| Brief |
Where a line in the listing below contains the word "MacBike", copy that line.

| Dataset records |
..........
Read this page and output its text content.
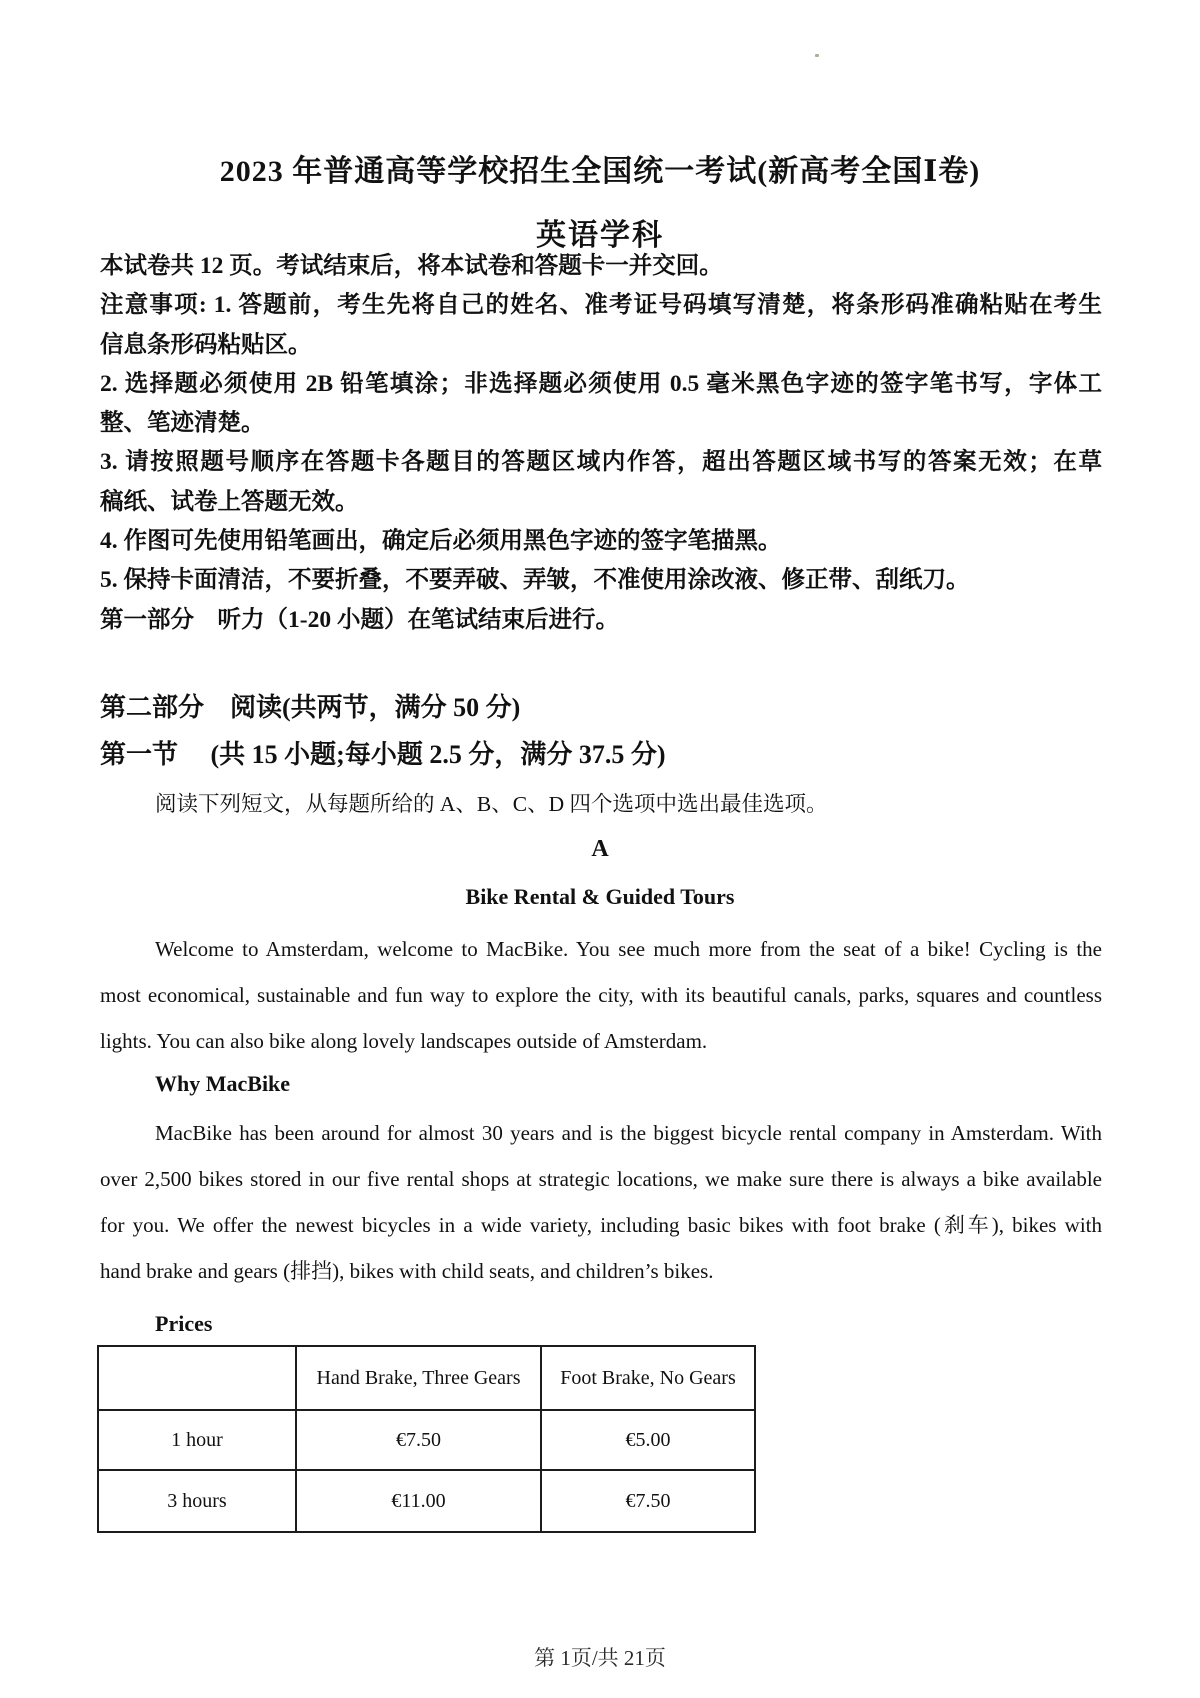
2023 年普通高等学校招生全国统一考试(新高考全国Ⅰ卷)
英语学科
本试卷共 12 页。考试结束后，将本试卷和答题卡一并交回。
注意事项: 1. 答题前，考生先将自己的姓名、准考证号码填写清楚，将条形码准确粘贴在考生
信息条形码粘贴区。
2. 选择题必须使用 2B 铅笔填涂；非选择题必须使用 0.5 毫米黑色字迹的签字笔书写，字体工
整、笔迹清楚。
3. 请按照题号顺序在答题卡各题目的答题区域内作答，超出答题区域书写的答案无效；在草
稿纸、试卷上答题无效。
4. 作图可先使用铅笔画出，确定后必须用黑色字迹的签字笔描黑。
5. 保持卡面清洁，不要折叠，不要弄破、弄皱，不准使用涂改液、修正带、刮纸刀。
第一部分　听力（1-20 小题）在笔试结束后进行。
第二部分　阅读(共两节，满分 50 分)
第一节　 (共 15 小题;每小题 2.5 分，满分 37.5 分)
阅读下列短文，从每题所给的 A、B、C、D 四个选项中选出最佳选项。
A
Bike Rental & Guided Tours
Welcome to Amsterdam, welcome to MacBike. You see much more from the seat of a bike! Cycling is the
most economical, sustainable and fun way to explore the city, with its beautiful canals, parks, squares and countless
lights. You can also bike along lovely landscapes outside of Amsterdam.
Why MacBike
MacBike has been around for almost 30 years and is the biggest bicycle rental company in Amsterdam. With
over 2,500 bikes stored in our five rental shops at strategic locations, we make sure there is always a bike available
for you. We offer the newest bicycles in a wide variety, including basic bikes with foot brake (刹车), bikes with
hand brake and gears (排挡), bikes with child seats, and children’s bikes.
Prices
	Hand Brake, Three Gears	Foot Brake, No Gears
1 hour	€7.50	€5.00
3 hours	€11.00	€7.50
第 1页/共 21页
..........
| Answer to this problem |
Welcome to Amsterdam, welcome to MacBike. You see much more from the seat of a bike! Cycling is the
Why MacBike
MacBike has been around for almost 30 years and is the biggest bicycle rental company in Amsterdam. With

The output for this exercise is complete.